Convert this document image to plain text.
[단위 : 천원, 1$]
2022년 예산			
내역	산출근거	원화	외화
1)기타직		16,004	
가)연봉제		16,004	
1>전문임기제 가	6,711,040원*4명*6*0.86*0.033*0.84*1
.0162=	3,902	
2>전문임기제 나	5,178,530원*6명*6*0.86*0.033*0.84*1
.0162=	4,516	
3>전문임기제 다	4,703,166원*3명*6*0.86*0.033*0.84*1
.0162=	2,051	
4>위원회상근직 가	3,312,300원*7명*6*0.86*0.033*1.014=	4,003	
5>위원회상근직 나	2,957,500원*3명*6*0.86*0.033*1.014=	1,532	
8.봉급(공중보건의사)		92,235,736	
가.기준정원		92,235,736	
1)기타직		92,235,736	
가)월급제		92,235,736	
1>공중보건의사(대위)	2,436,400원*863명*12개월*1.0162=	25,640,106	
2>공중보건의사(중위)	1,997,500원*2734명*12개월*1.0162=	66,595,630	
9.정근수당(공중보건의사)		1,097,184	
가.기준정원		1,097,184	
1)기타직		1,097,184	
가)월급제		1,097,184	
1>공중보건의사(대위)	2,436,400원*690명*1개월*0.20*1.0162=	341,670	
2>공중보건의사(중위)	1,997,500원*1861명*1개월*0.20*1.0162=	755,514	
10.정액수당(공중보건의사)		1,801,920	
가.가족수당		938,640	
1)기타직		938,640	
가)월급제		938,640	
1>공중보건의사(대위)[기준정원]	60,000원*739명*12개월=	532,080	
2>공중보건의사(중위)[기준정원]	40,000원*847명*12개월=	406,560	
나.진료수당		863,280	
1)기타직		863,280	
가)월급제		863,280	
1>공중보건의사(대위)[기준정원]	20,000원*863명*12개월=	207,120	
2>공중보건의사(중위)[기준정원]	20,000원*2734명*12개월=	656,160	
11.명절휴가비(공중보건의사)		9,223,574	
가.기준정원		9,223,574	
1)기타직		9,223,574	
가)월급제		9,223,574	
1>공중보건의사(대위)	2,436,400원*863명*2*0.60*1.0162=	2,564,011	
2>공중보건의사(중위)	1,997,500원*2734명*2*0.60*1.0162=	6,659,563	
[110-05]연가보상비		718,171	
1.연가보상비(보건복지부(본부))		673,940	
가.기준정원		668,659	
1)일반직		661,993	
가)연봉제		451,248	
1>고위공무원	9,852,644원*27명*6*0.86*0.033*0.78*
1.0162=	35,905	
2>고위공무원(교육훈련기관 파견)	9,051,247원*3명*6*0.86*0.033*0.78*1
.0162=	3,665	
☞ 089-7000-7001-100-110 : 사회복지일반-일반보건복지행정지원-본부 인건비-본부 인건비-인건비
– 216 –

WORK REQUIRED:
Check each line above for the word "고위공무원", and copy the lines where it appears.

THE COMPLETED TASK:
1>고위공무원	9,852,644원*27명*6*0.86*0.033*0.78*
2>고위공무원(교육훈련기관 파견)	9,051,247원*3명*6*0.86*0.033*0.78*1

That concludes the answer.